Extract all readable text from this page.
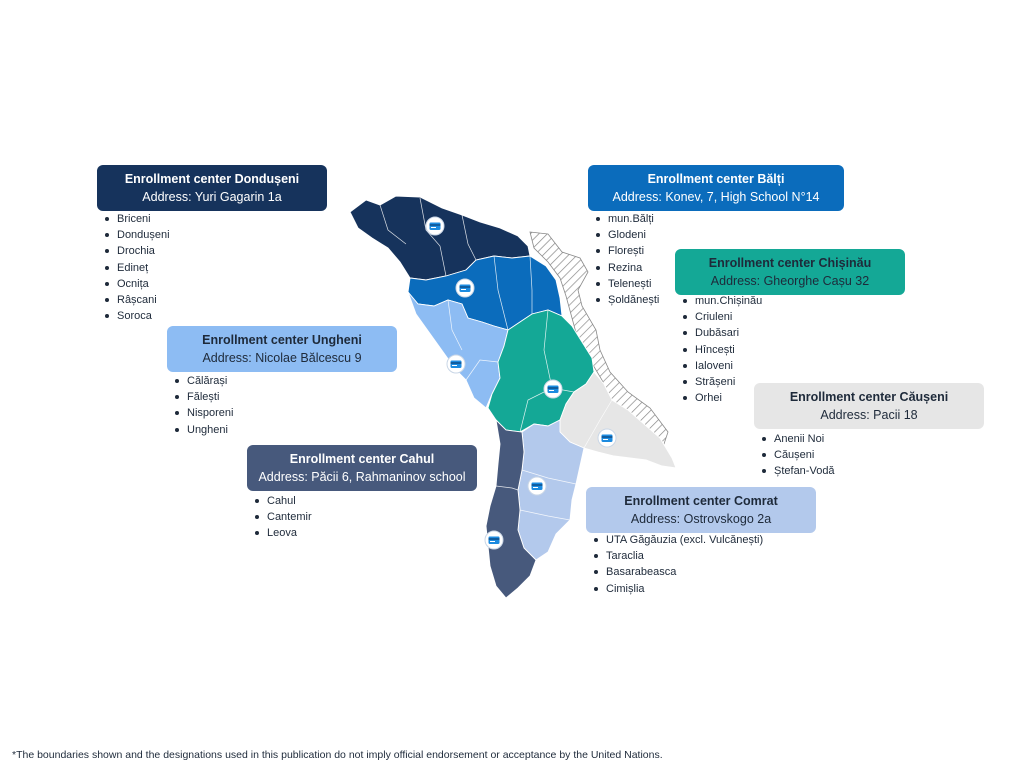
Enrollment center Dondușeni
Address: Yuri Gagarin 1a
Briceni
Dondușeni
Drochia
Edineț
Ocnița
Râșcani
Soroca
Enrollment center Bălți
Address: Konev, 7, High School N°14
mun.Bălți
Glodeni
Florești
Rezina
Telenești
Șoldănești
Enrollment center Chișinău
Address: Gheorghe Cașu 32
mun.Chișinău
Criuleni
Dubăsari
Hîncești
Ialoveni
Strășeni
Orhei
Enrollment center Ungheni
Address: Nicolae Bălcescu 9
Călărași
Fălești
Nisporeni
Ungheni
Enrollment center Căușeni
Address: Pacii 18
Anenii Noi
Căușeni
Ștefan-Vodă
Enrollment center Cahul
Address: Păcii 6, Rahmaninov school
Cahul
Cantemir
Leova
Enrollment center Comrat
Address: Ostrovskogo 2a
UTA Găgăuzia (excl. Vulcănești)
Taraclia
Basarabeasca
Cimișlia
*The boundaries shown and the designations used in this publication do not imply official endorsement or acceptance by the United Nations.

****

Stated goal >> Repeat the preceding records precisely, and leave every picture out of the copy.

Response to the exercise >>
Extract all readable text from this page.
Enrollment center Dondușeni
Address: Yuri Gagarin 1a
Briceni
Dondușeni
Drochia
Edineț
Ocnița
Râșcani
Soroca
Enrollment center Bălți
Address: Konev, 7, High School N°14
mun.Bălți
Glodeni
Florești
Rezina
Telenești
Șoldănești
Enrollment center Chișinău
Address: Gheorghe Cașu 32
mun.Chișinău
Criuleni
Dubăsari
Hîncești
Ialoveni
Strășeni
Orhei
Enrollment center Ungheni
Address: Nicolae Bălcescu 9
Călărași
Fălești
Nisporeni
Ungheni
Enrollment center Căușeni
Address: Pacii 18
Anenii Noi
Căușeni
Ștefan-Vodă
Enrollment center Cahul
Address: Păcii 6, Rahmaninov school
Cahul
Cantemir
Leova
Enrollment center Comrat
Address: Ostrovskogo 2a
UTA Găgăuzia (excl. Vulcănești)
Taraclia
Basarabeasca
Cimișlia
*The boundaries shown and the designations used in this publication do not imply official endorsement or acceptance by the United Nations.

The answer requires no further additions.